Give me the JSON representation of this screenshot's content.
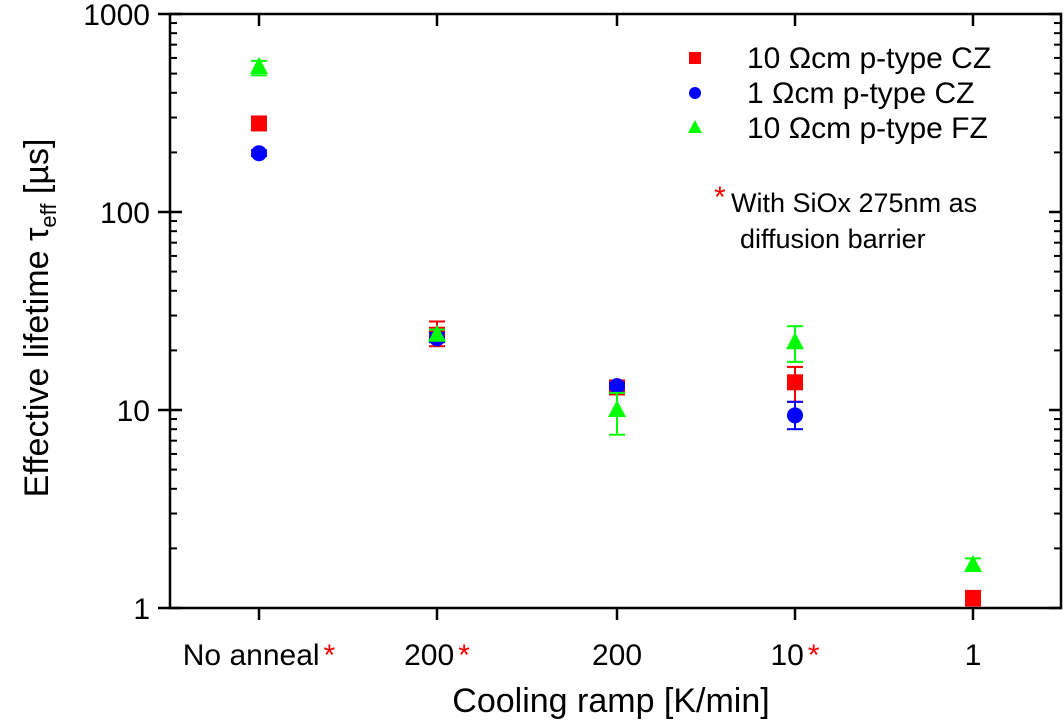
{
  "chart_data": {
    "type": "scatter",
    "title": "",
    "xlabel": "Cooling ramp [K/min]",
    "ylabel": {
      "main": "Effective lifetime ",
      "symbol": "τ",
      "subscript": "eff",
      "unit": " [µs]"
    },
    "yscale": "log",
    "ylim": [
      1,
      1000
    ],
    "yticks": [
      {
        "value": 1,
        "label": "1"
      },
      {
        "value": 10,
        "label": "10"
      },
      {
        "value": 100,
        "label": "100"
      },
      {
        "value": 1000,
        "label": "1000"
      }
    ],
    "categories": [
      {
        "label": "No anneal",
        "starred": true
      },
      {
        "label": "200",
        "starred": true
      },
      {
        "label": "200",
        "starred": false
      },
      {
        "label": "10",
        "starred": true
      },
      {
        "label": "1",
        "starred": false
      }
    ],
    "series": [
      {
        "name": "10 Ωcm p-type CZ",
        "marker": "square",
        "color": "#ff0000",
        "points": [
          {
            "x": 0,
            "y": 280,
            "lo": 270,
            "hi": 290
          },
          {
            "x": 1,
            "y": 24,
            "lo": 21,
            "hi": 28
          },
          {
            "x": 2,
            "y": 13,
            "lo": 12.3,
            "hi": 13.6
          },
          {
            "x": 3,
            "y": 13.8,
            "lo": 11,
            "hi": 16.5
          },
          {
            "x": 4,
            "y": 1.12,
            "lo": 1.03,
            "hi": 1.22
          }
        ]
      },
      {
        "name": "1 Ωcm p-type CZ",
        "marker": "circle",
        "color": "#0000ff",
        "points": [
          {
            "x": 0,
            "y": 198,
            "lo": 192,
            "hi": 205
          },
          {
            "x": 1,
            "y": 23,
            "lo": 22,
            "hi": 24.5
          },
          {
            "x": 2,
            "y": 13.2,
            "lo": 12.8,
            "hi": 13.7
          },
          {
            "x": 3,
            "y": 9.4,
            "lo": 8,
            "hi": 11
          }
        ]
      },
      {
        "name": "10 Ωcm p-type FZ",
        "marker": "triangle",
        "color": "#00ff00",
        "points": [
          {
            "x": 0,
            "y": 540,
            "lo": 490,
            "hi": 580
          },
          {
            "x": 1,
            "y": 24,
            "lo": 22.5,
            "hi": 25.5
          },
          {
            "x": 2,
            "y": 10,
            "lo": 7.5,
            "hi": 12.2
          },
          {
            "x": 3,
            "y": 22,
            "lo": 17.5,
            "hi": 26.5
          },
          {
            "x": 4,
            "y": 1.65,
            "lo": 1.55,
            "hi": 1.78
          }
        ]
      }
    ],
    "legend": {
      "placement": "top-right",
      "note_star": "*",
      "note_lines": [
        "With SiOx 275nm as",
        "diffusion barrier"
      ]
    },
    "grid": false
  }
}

• [WHAT YOU NEED TO DO]: Your task is to return the entries above exactly, with no pictures.

• [RESPONSE TO THIS EXERCISE]:
Give me the JSON representation of this screenshot's content.
{
  "chart_data": {
    "type": "scatter",
    "title": "",
    "xlabel": "Cooling ramp [K/min]",
    "ylabel": {
      "main": "Effective lifetime ",
      "symbol": "τ",
      "subscript": "eff",
      "unit": " [µs]"
    },
    "yscale": "log",
    "ylim": [
      1,
      1000
    ],
    "yticks": [
      {
        "value": 1,
        "label": "1"
      },
      {
        "value": 10,
        "label": "10"
      },
      {
        "value": 100,
        "label": "100"
      },
      {
        "value": 1000,
        "label": "1000"
      }
    ],
    "categories": [
      {
        "label": "No anneal",
        "starred": true
      },
      {
        "label": "200",
        "starred": true
      },
      {
        "label": "200",
        "starred": false
      },
      {
        "label": "10",
        "starred": true
      },
      {
        "label": "1",
        "starred": false
      }
    ],
    "series": [
      {
        "name": "10 Ωcm p-type CZ",
        "marker": "square",
        "color": "#ff0000",
        "points": [
          {
            "x": 0,
            "y": 280,
            "lo": 270,
            "hi": 290
          },
          {
            "x": 1,
            "y": 24,
            "lo": 21,
            "hi": 28
          },
          {
            "x": 2,
            "y": 13,
            "lo": 12.3,
            "hi": 13.6
          },
          {
            "x": 3,
            "y": 13.8,
            "lo": 11,
            "hi": 16.5
          },
          {
            "x": 4,
            "y": 1.12,
            "lo": 1.03,
            "hi": 1.22
          }
        ]
      },
      {
        "name": "1 Ωcm p-type CZ",
        "marker": "circle",
        "color": "#0000ff",
        "points": [
          {
            "x": 0,
            "y": 198,
            "lo": 192,
            "hi": 205
          },
          {
            "x": 1,
            "y": 23,
            "lo": 22,
            "hi": 24.5
          },
          {
            "x": 2,
            "y": 13.2,
            "lo": 12.8,
            "hi": 13.7
          },
          {
            "x": 3,
            "y": 9.4,
            "lo": 8,
            "hi": 11
          }
        ]
      },
      {
        "name": "10 Ωcm p-type FZ",
        "marker": "triangle",
        "color": "#00ff00",
        "points": [
          {
            "x": 0,
            "y": 540,
            "lo": 490,
            "hi": 580
          },
          {
            "x": 1,
            "y": 24,
            "lo": 22.5,
            "hi": 25.5
          },
          {
            "x": 2,
            "y": 10,
            "lo": 7.5,
            "hi": 12.2
          },
          {
            "x": 3,
            "y": 22,
            "lo": 17.5,
            "hi": 26.5
          },
          {
            "x": 4,
            "y": 1.65,
            "lo": 1.55,
            "hi": 1.78
          }
        ]
      }
    ],
    "legend": {
      "placement": "top-right",
      "note_star": "*",
      "note_lines": [
        "With SiOx 275nm as",
        "diffusion barrier"
      ]
    },
    "grid": false
  }
}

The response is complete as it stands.